> **SUPPLIED DATA**
┄┄┄┄┄┄┄┄┄┄

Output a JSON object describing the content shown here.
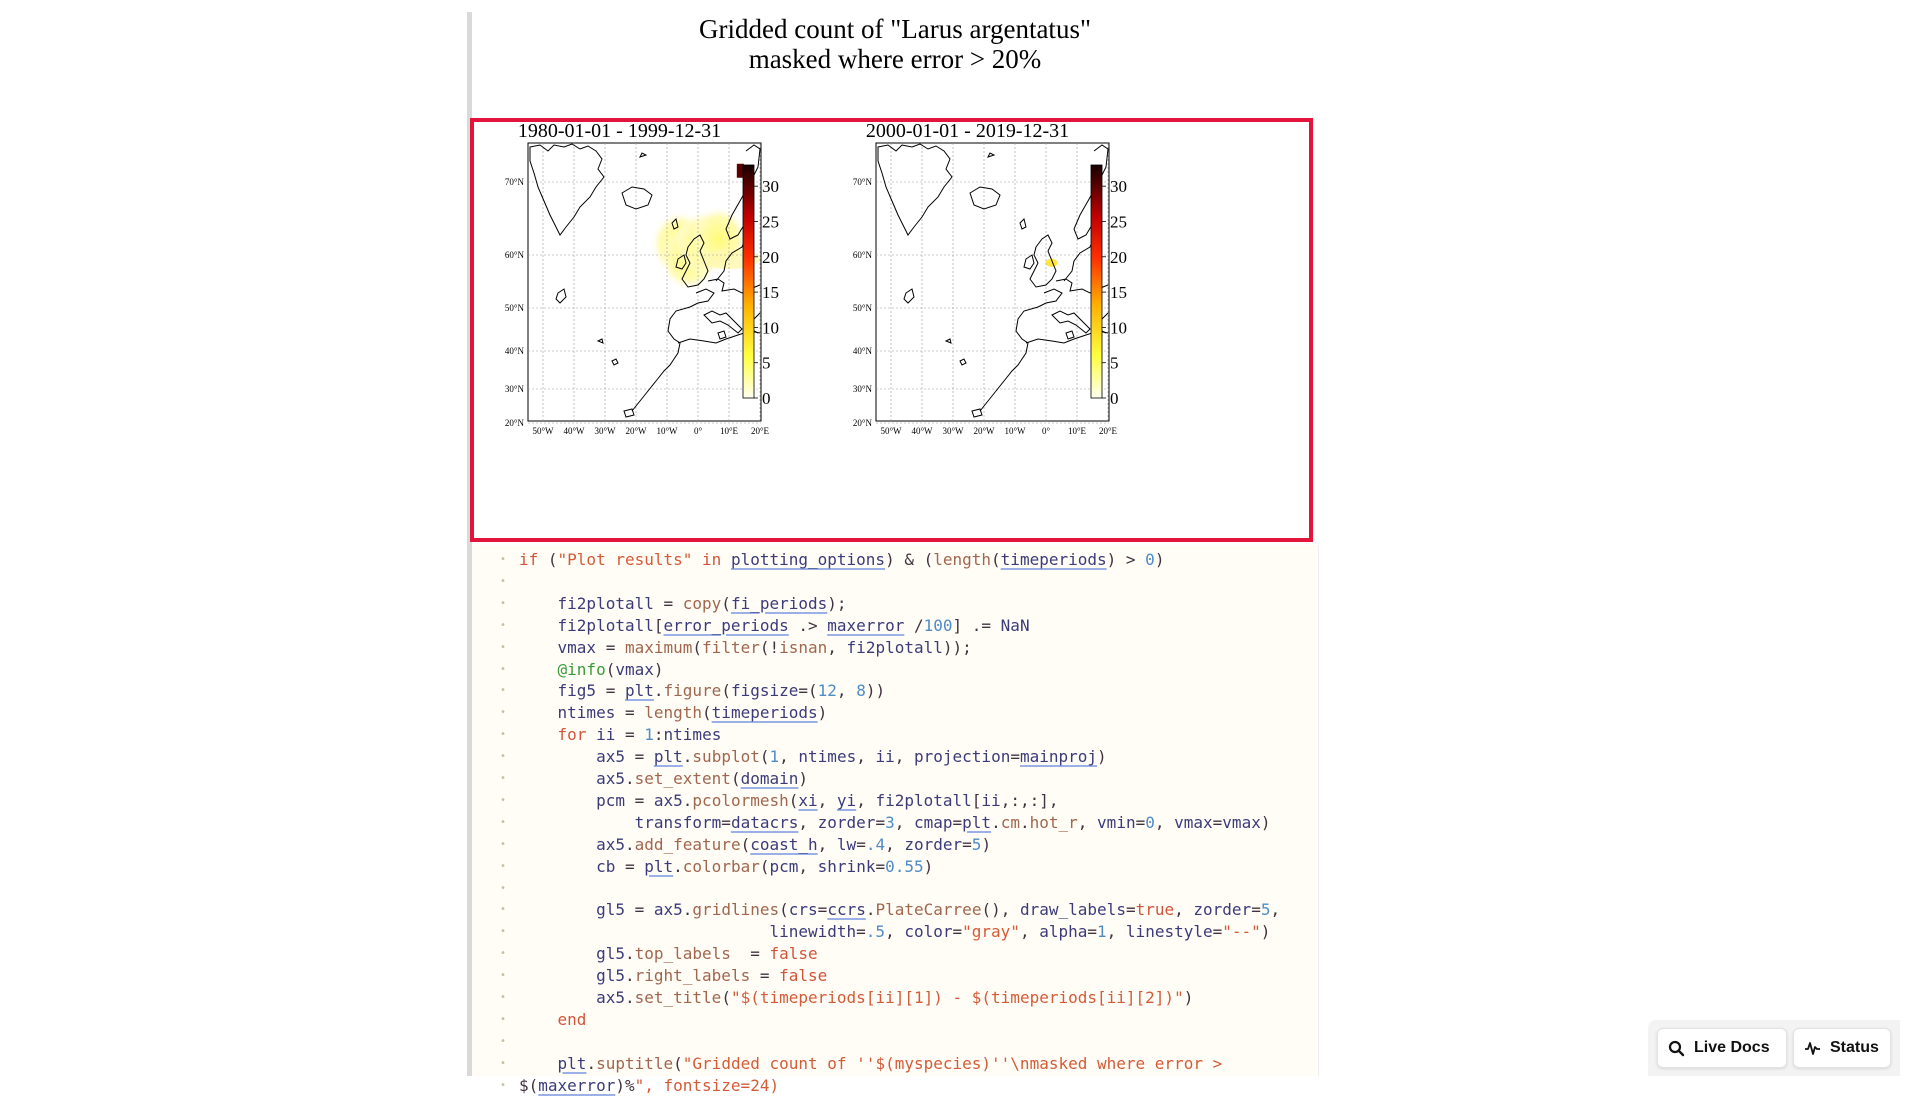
{
  "figure": {
    "title_line1": "Gridded count of \"Larus argentatus\"",
    "title_line2": "masked where error > 20%",
    "panels": [
      {
        "title": "1980-01-01 - 1999-12-31"
      },
      {
        "title": "2000-01-01 - 2019-12-31"
      }
    ],
    "lat_labels": [
      "70°N",
      "60°N",
      "50°N",
      "40°N",
      "30°N",
      "20°N"
    ],
    "lon_labels": [
      "50°W",
      "40°W",
      "30°W",
      "20°W",
      "10°W",
      "0°",
      "10°E",
      "20°E"
    ],
    "colorbar_ticks": [
      "30",
      "25",
      "20",
      "15",
      "10",
      "5",
      "0"
    ],
    "colormap": "hot_r"
  },
  "chart_data": [
    {
      "type": "heatmap",
      "title": "1980-01-01 - 1999-12-31",
      "xlim": [
        -55,
        22
      ],
      "ylim": [
        18,
        76
      ],
      "clim": [
        0,
        33
      ],
      "colorbar_ticks": [
        0,
        5,
        10,
        15,
        20,
        25,
        30
      ],
      "hot_cells": [
        {
          "lon": -5,
          "lat": 55,
          "value": 3
        },
        {
          "lon": -2,
          "lat": 52,
          "value": 4
        },
        {
          "lon": 3,
          "lat": 55,
          "value": 2
        },
        {
          "lon": 8,
          "lat": 56,
          "value": 3
        },
        {
          "lon": 15,
          "lat": 70,
          "value": 32
        }
      ]
    },
    {
      "type": "heatmap",
      "title": "2000-01-01 - 2019-12-31",
      "xlim": [
        -55,
        22
      ],
      "ylim": [
        18,
        76
      ],
      "clim": [
        0,
        33
      ],
      "colorbar_ticks": [
        0,
        5,
        10,
        15,
        20,
        25,
        30
      ],
      "hot_cells": [
        {
          "lon": 3,
          "lat": 51,
          "value": 6
        }
      ]
    }
  ],
  "code": {
    "lines": [
      "if (\"Plot results\" in plotting_options) & (length(timeperiods) > 0)",
      "",
      "    fi2plotall = copy(fi_periods);",
      "    fi2plotall[error_periods .> maxerror /100] .= NaN",
      "    vmax = maximum(filter(!isnan, fi2plotall));",
      "    @info(vmax)",
      "    fig5 = plt.figure(figsize=(12, 8))",
      "    ntimes = length(timeperiods)",
      "    for ii = 1:ntimes",
      "        ax5 = plt.subplot(1, ntimes, ii, projection=mainproj)",
      "        ax5.set_extent(domain)",
      "        pcm = ax5.pcolormesh(xi, yi, fi2plotall[ii,:,:],",
      "            transform=datacrs, zorder=3, cmap=plt.cm.hot_r, vmin=0, vmax=vmax)",
      "        ax5.add_feature(coast_h, lw=.4, zorder=5)",
      "        cb = plt.colorbar(pcm, shrink=0.55)",
      "",
      "        gl5 = ax5.gridlines(crs=ccrs.PlateCarree(), draw_labels=true, zorder=5,",
      "                          linewidth=.5, color=\"gray\", alpha=1, linestyle=\"--\")",
      "        gl5.top_labels  = false",
      "        gl5.right_labels = false",
      "        ax5.set_title(\"$(timeperiods[ii][1]) - $(timeperiods[ii][2])\")",
      "    end",
      "",
      "    plt.suptitle(\"Gridded count of ''$(myspecies)''\\nmasked where error >",
      "$(maxerror)%\", fontsize=24)"
    ]
  },
  "toolbar": {
    "live_docs_label": "Live Docs",
    "status_label": "Status"
  },
  "colors": {
    "highlight": "#e2143b",
    "code_bg": "#fffdf6"
  }
}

┄┄┄┄┄┄┄┄┄┄

Skip every picture and transcribe the data above exactly.

Output a JSON object describing the content shown here.
{
  "figure": {
    "title_line1": "Gridded count of \"Larus argentatus\"",
    "title_line2": "masked where error > 20%",
    "panels": [
      {
        "title": "1980-01-01 - 1999-12-31"
      },
      {
        "title": "2000-01-01 - 2019-12-31"
      }
    ],
    "lat_labels": [
      "70°N",
      "60°N",
      "50°N",
      "40°N",
      "30°N",
      "20°N"
    ],
    "lon_labels": [
      "50°W",
      "40°W",
      "30°W",
      "20°W",
      "10°W",
      "0°",
      "10°E",
      "20°E"
    ],
    "colorbar_ticks": [
      "30",
      "25",
      "20",
      "15",
      "10",
      "5",
      "0"
    ],
    "colormap": "hot_r"
  },
  "chart_data": [
    {
      "type": "heatmap",
      "title": "1980-01-01 - 1999-12-31",
      "xlim": [
        -55,
        22
      ],
      "ylim": [
        18,
        76
      ],
      "clim": [
        0,
        33
      ],
      "colorbar_ticks": [
        0,
        5,
        10,
        15,
        20,
        25,
        30
      ],
      "hot_cells": [
        {
          "lon": -5,
          "lat": 55,
          "value": 3
        },
        {
          "lon": -2,
          "lat": 52,
          "value": 4
        },
        {
          "lon": 3,
          "lat": 55,
          "value": 2
        },
        {
          "lon": 8,
          "lat": 56,
          "value": 3
        },
        {
          "lon": 15,
          "lat": 70,
          "value": 32
        }
      ]
    },
    {
      "type": "heatmap",
      "title": "2000-01-01 - 2019-12-31",
      "xlim": [
        -55,
        22
      ],
      "ylim": [
        18,
        76
      ],
      "clim": [
        0,
        33
      ],
      "colorbar_ticks": [
        0,
        5,
        10,
        15,
        20,
        25,
        30
      ],
      "hot_cells": [
        {
          "lon": 3,
          "lat": 51,
          "value": 6
        }
      ]
    }
  ],
  "code": {
    "lines": [
      "if (\"Plot results\" in plotting_options) & (length(timeperiods) > 0)",
      "",
      "    fi2plotall = copy(fi_periods);",
      "    fi2plotall[error_periods .> maxerror /100] .= NaN",
      "    vmax = maximum(filter(!isnan, fi2plotall));",
      "    @info(vmax)",
      "    fig5 = plt.figure(figsize=(12, 8))",
      "    ntimes = length(timeperiods)",
      "    for ii = 1:ntimes",
      "        ax5 = plt.subplot(1, ntimes, ii, projection=mainproj)",
      "        ax5.set_extent(domain)",
      "        pcm = ax5.pcolormesh(xi, yi, fi2plotall[ii,:,:],",
      "            transform=datacrs, zorder=3, cmap=plt.cm.hot_r, vmin=0, vmax=vmax)",
      "        ax5.add_feature(coast_h, lw=.4, zorder=5)",
      "        cb = plt.colorbar(pcm, shrink=0.55)",
      "",
      "        gl5 = ax5.gridlines(crs=ccrs.PlateCarree(), draw_labels=true, zorder=5,",
      "                          linewidth=.5, color=\"gray\", alpha=1, linestyle=\"--\")",
      "        gl5.top_labels  = false",
      "        gl5.right_labels = false",
      "        ax5.set_title(\"$(timeperiods[ii][1]) - $(timeperiods[ii][2])\")",
      "    end",
      "",
      "    plt.suptitle(\"Gridded count of ''$(myspecies)''\\nmasked where error >",
      "$(maxerror)%\", fontsize=24)"
    ]
  },
  "toolbar": {
    "live_docs_label": "Live Docs",
    "status_label": "Status"
  },
  "colors": {
    "highlight": "#e2143b",
    "code_bg": "#fffdf6"
  }
}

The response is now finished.